## LISTED ENTRIES
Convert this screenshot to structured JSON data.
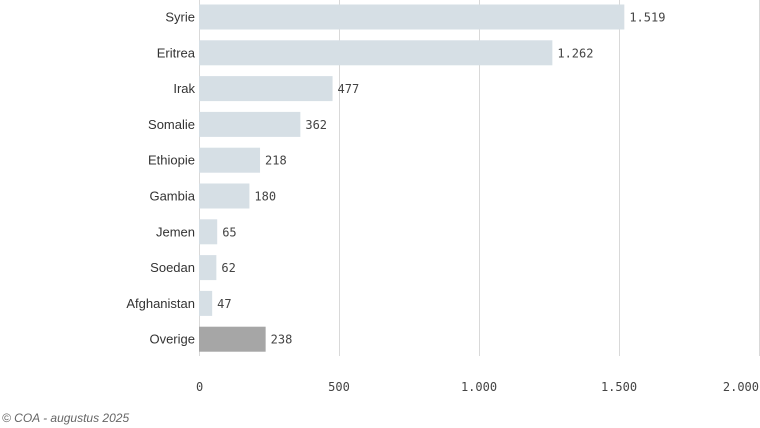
{
  "chart_data": {
    "type": "bar",
    "orientation": "horizontal",
    "categories": [
      "Syrie",
      "Eritrea",
      "Irak",
      "Somalie",
      "Ethiopie",
      "Gambia",
      "Jemen",
      "Soedan",
      "Afghanistan",
      "Overige"
    ],
    "values": [
      1519,
      1262,
      477,
      362,
      218,
      180,
      65,
      62,
      47,
      238
    ],
    "value_labels": [
      "1.519",
      "1.262",
      "477",
      "362",
      "218",
      "180",
      "65",
      "62",
      "47",
      "238"
    ],
    "xlim": [
      0,
      2000
    ],
    "x_ticks": [
      0,
      500,
      1000,
      1500,
      2000
    ],
    "x_tick_labels": [
      "0",
      "500",
      "1.000",
      "1.500",
      "2.000"
    ],
    "grid": "vertical",
    "colors": {
      "bar": "#d6dfe5",
      "bar_highlight": "#a6a6a6",
      "highlight_category": "Overige"
    }
  },
  "footer": {
    "credit": "© COA - augustus 2025"
  }
}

## EXERCISE OBJECTIVE
Quote each record exactly as it stands, minus the pictures.

## ANSWER TO THE EXERCISE
Convert this screenshot to structured JSON data.
{
  "chart_data": {
    "type": "bar",
    "orientation": "horizontal",
    "categories": [
      "Syrie",
      "Eritrea",
      "Irak",
      "Somalie",
      "Ethiopie",
      "Gambia",
      "Jemen",
      "Soedan",
      "Afghanistan",
      "Overige"
    ],
    "values": [
      1519,
      1262,
      477,
      362,
      218,
      180,
      65,
      62,
      47,
      238
    ],
    "value_labels": [
      "1.519",
      "1.262",
      "477",
      "362",
      "218",
      "180",
      "65",
      "62",
      "47",
      "238"
    ],
    "xlim": [
      0,
      2000
    ],
    "x_ticks": [
      0,
      500,
      1000,
      1500,
      2000
    ],
    "x_tick_labels": [
      "0",
      "500",
      "1.000",
      "1.500",
      "2.000"
    ],
    "grid": "vertical",
    "colors": {
      "bar": "#d6dfe5",
      "bar_highlight": "#a6a6a6",
      "highlight_category": "Overige"
    }
  },
  "footer": {
    "credit": "© COA - augustus 2025"
  }
}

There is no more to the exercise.